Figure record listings

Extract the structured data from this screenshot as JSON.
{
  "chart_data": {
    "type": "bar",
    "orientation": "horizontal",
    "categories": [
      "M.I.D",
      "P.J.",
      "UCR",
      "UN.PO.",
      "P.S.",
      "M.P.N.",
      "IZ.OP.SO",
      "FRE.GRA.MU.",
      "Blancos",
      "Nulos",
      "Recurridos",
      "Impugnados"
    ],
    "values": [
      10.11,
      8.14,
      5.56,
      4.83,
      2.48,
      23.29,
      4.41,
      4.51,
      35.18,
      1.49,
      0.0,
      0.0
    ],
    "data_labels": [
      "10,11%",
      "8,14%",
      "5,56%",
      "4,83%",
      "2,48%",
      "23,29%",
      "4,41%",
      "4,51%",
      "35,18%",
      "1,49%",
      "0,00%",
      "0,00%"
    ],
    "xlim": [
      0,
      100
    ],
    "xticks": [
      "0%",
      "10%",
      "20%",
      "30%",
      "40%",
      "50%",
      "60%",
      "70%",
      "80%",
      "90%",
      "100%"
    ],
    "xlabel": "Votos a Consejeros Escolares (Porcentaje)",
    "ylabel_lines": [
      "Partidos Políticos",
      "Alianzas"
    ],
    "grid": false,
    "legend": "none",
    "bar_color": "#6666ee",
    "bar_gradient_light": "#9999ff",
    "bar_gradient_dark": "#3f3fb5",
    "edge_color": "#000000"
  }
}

- What you should do -
Write out the material exactly as given.

- Correct output -
Extract the structured data from this screenshot as JSON.
{
  "chart_data": {
    "type": "bar",
    "orientation": "horizontal",
    "categories": [
      "M.I.D",
      "P.J.",
      "UCR",
      "UN.PO.",
      "P.S.",
      "M.P.N.",
      "IZ.OP.SO",
      "FRE.GRA.MU.",
      "Blancos",
      "Nulos",
      "Recurridos",
      "Impugnados"
    ],
    "values": [
      10.11,
      8.14,
      5.56,
      4.83,
      2.48,
      23.29,
      4.41,
      4.51,
      35.18,
      1.49,
      0.0,
      0.0
    ],
    "data_labels": [
      "10,11%",
      "8,14%",
      "5,56%",
      "4,83%",
      "2,48%",
      "23,29%",
      "4,41%",
      "4,51%",
      "35,18%",
      "1,49%",
      "0,00%",
      "0,00%"
    ],
    "xlim": [
      0,
      100
    ],
    "xticks": [
      "0%",
      "10%",
      "20%",
      "30%",
      "40%",
      "50%",
      "60%",
      "70%",
      "80%",
      "90%",
      "100%"
    ],
    "xlabel": "Votos a Consejeros Escolares (Porcentaje)",
    "ylabel_lines": [
      "Partidos Políticos",
      "Alianzas"
    ],
    "grid": false,
    "legend": "none",
    "bar_color": "#6666ee",
    "bar_gradient_light": "#9999ff",
    "bar_gradient_dark": "#3f3fb5",
    "edge_color": "#000000"
  }
}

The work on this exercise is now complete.